══ Records for this exercise

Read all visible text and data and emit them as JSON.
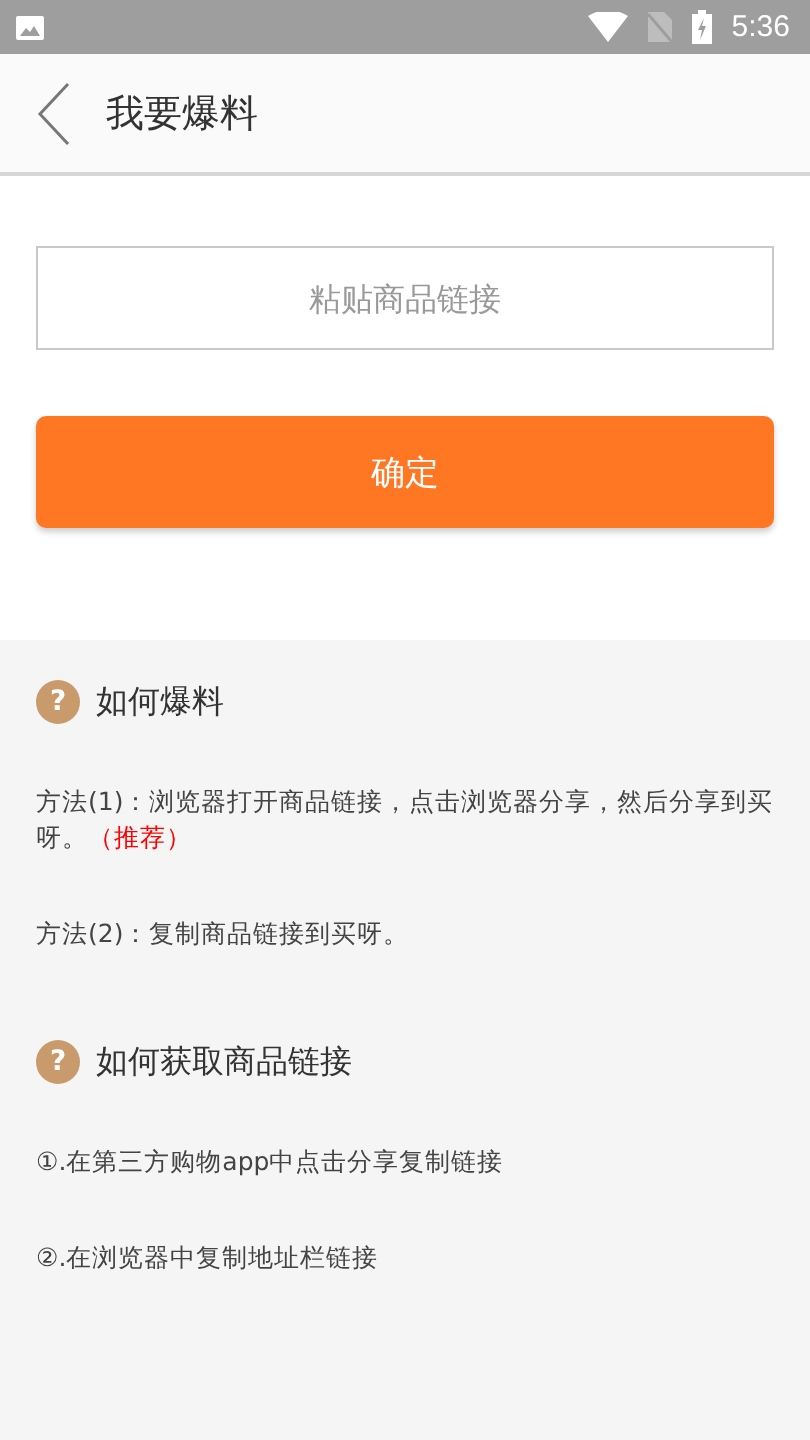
{
  "status_bar": {
    "time": "5:36"
  },
  "header": {
    "title": "我要爆料"
  },
  "link_field": {
    "placeholder": "粘贴商品链接"
  },
  "confirm_button": {
    "label": "确定"
  },
  "sections": [
    {
      "icon": "?",
      "title": "如何爆料",
      "items": [
        {
          "text": "方法(1)：浏览器打开商品链接，点击浏览器分享，然后分享到买呀。",
          "note": "（推荐）"
        },
        {
          "text": "方法(2)：复制商品链接到买呀。"
        }
      ]
    },
    {
      "icon": "?",
      "title": "如何获取商品链接",
      "items": [
        {
          "text": "①.在第三方购物app中点击分享复制链接"
        },
        {
          "text": "②.在浏览器中复制地址栏链接"
        }
      ]
    }
  ]
}
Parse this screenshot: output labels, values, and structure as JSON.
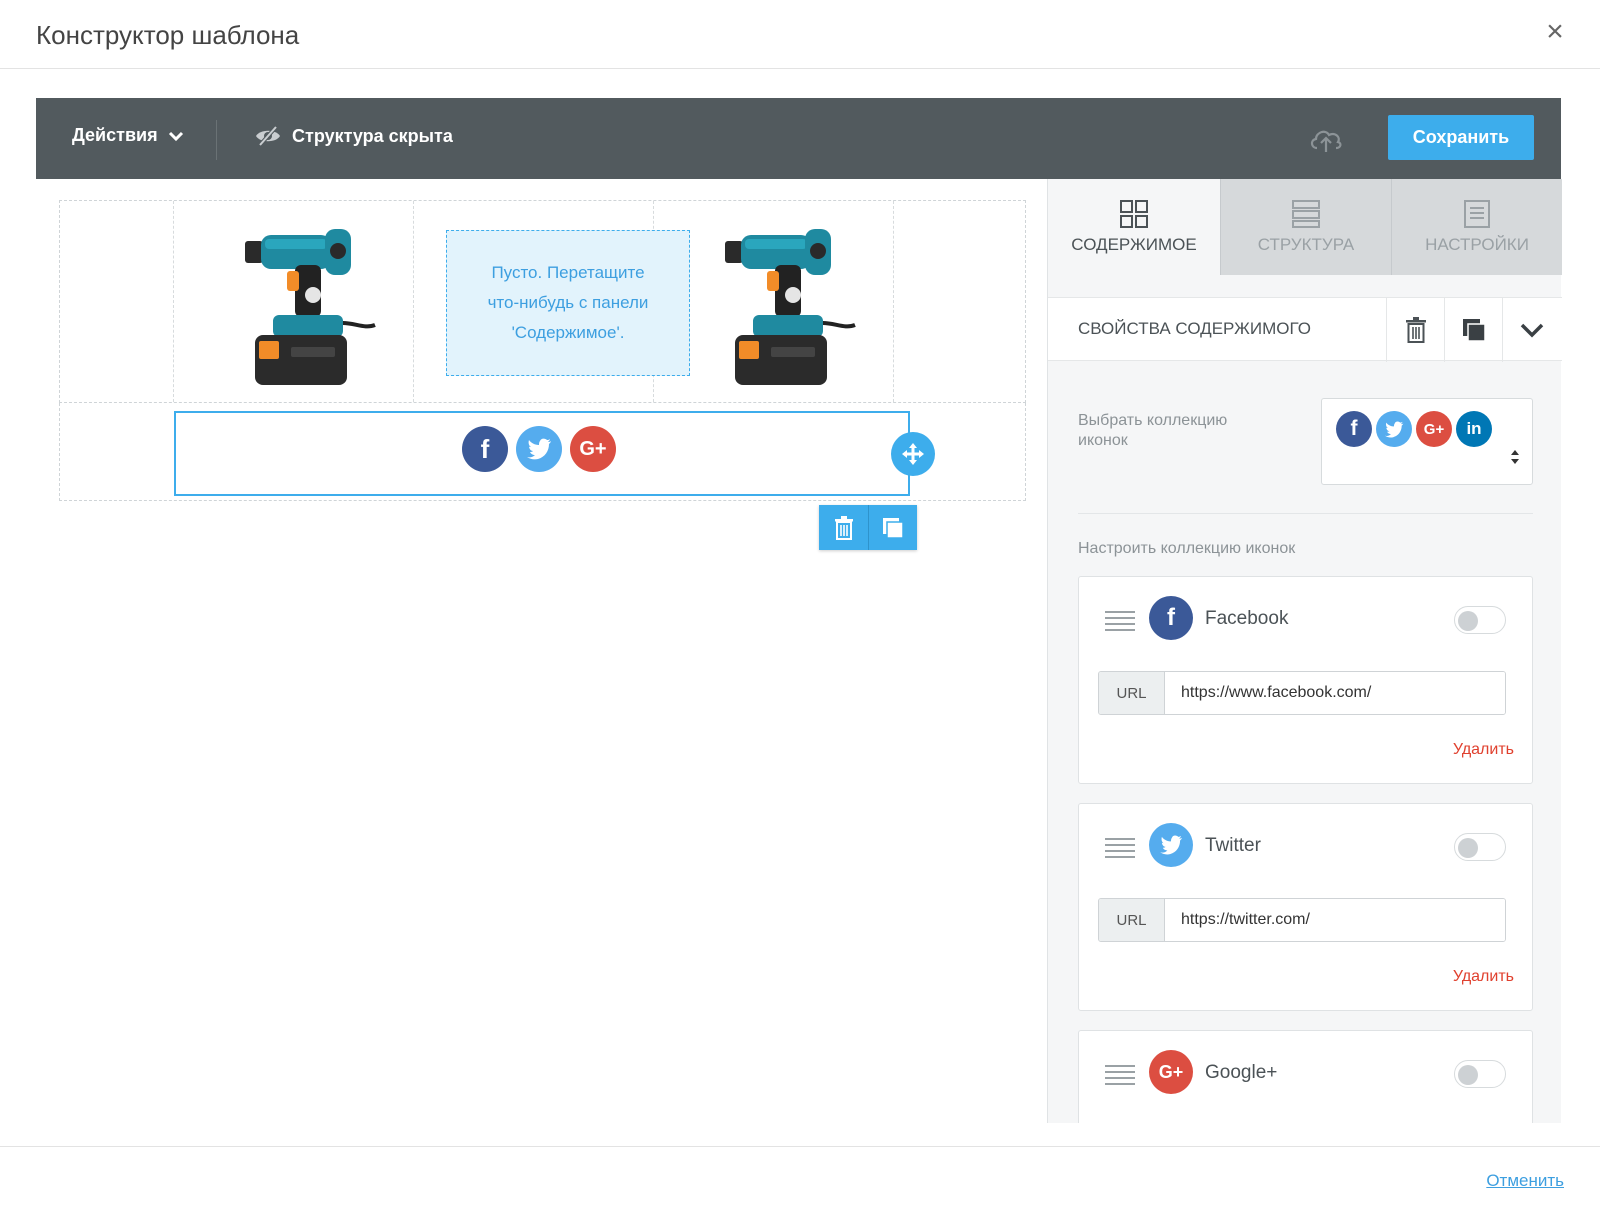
{
  "modal": {
    "title": "Конструктор шаблона",
    "close_label": "×",
    "cancel_label": "Отменить"
  },
  "toolbar": {
    "actions_label": "Действия",
    "structure_label": "Структура скрыта",
    "save_label": "Сохранить"
  },
  "canvas": {
    "empty_slot_lines": [
      "Пусто. Перетащите",
      "что-нибудь с панели",
      "'Содержимое'."
    ],
    "social_block_icons": [
      "facebook-icon",
      "twitter-icon",
      "google-plus-icon"
    ]
  },
  "panel": {
    "tabs": [
      {
        "label": "СОДЕРЖИМОЕ",
        "icon": "grid-icon",
        "active": true
      },
      {
        "label": "СТРУКТУРА",
        "icon": "rows-icon",
        "active": false
      },
      {
        "label": "НАСТРОЙКИ",
        "icon": "settings-doc-icon",
        "active": false
      }
    ],
    "props_title": "СВОЙСТВА СОДЕРЖИМОГО",
    "pick_collection_label": "Выбрать коллекцию иконок",
    "configure_collection_label": "Настроить коллекцию иконок",
    "items": [
      {
        "name": "Facebook",
        "url_label": "URL",
        "url": "https://www.facebook.com/",
        "delete_label": "Удалить"
      },
      {
        "name": "Twitter",
        "url_label": "URL",
        "url": "https://twitter.com/",
        "delete_label": "Удалить"
      },
      {
        "name": "Google+"
      }
    ]
  },
  "colors": {
    "accent": "#3dadec",
    "toolbar_bg": "#525a5e",
    "facebook": "#3b5998",
    "twitter": "#55acee",
    "google_plus": "#dc4e41",
    "linkedin": "#0077b5",
    "delete": "#e0402e"
  }
}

════

* **Short exercise**
Reproduce every record above exactly, omitting the pictures.

* **Expected answer**
Read all visible text and data and emit them as JSON.
{
  "status_bar": {
    "time": "5:36"
  },
  "header": {
    "title": "我要爆料"
  },
  "link_field": {
    "placeholder": "粘贴商品链接"
  },
  "confirm_button": {
    "label": "确定"
  },
  "sections": [
    {
      "icon": "?",
      "title": "如何爆料",
      "items": [
        {
          "text": "方法(1)：浏览器打开商品链接，点击浏览器分享，然后分享到买呀。",
          "note": "（推荐）"
        },
        {
          "text": "方法(2)：复制商品链接到买呀。"
        }
      ]
    },
    {
      "icon": "?",
      "title": "如何获取商品链接",
      "items": [
        {
          "text": "①.在第三方购物app中点击分享复制链接"
        },
        {
          "text": "②.在浏览器中复制地址栏链接"
        }
      ]
    }
  ]
}
Parse this screenshot: output labels, values, and structure as JSON.
{
  "modal": {
    "title": "Конструктор шаблона",
    "close_label": "×",
    "cancel_label": "Отменить"
  },
  "toolbar": {
    "actions_label": "Действия",
    "structure_label": "Структура скрыта",
    "save_label": "Сохранить"
  },
  "canvas": {
    "empty_slot_lines": [
      "Пусто. Перетащите",
      "что-нибудь с панели",
      "'Содержимое'."
    ],
    "social_block_icons": [
      "facebook-icon",
      "twitter-icon",
      "google-plus-icon"
    ]
  },
  "panel": {
    "tabs": [
      {
        "label": "СОДЕРЖИМОЕ",
        "icon": "grid-icon",
        "active": true
      },
      {
        "label": "СТРУКТУРА",
        "icon": "rows-icon",
        "active": false
      },
      {
        "label": "НАСТРОЙКИ",
        "icon": "settings-doc-icon",
        "active": false
      }
    ],
    "props_title": "СВОЙСТВА СОДЕРЖИМОГО",
    "pick_collection_label": "Выбрать коллекцию иконок",
    "configure_collection_label": "Настроить коллекцию иконок",
    "items": [
      {
        "name": "Facebook",
        "url_label": "URL",
        "url": "https://www.facebook.com/",
        "delete_label": "Удалить"
      },
      {
        "name": "Twitter",
        "url_label": "URL",
        "url": "https://twitter.com/",
        "delete_label": "Удалить"
      },
      {
        "name": "Google+"
      }
    ]
  },
  "colors": {
    "accent": "#3dadec",
    "toolbar_bg": "#525a5e",
    "facebook": "#3b5998",
    "twitter": "#55acee",
    "google_plus": "#dc4e41",
    "linkedin": "#0077b5",
    "delete": "#e0402e"
  }
}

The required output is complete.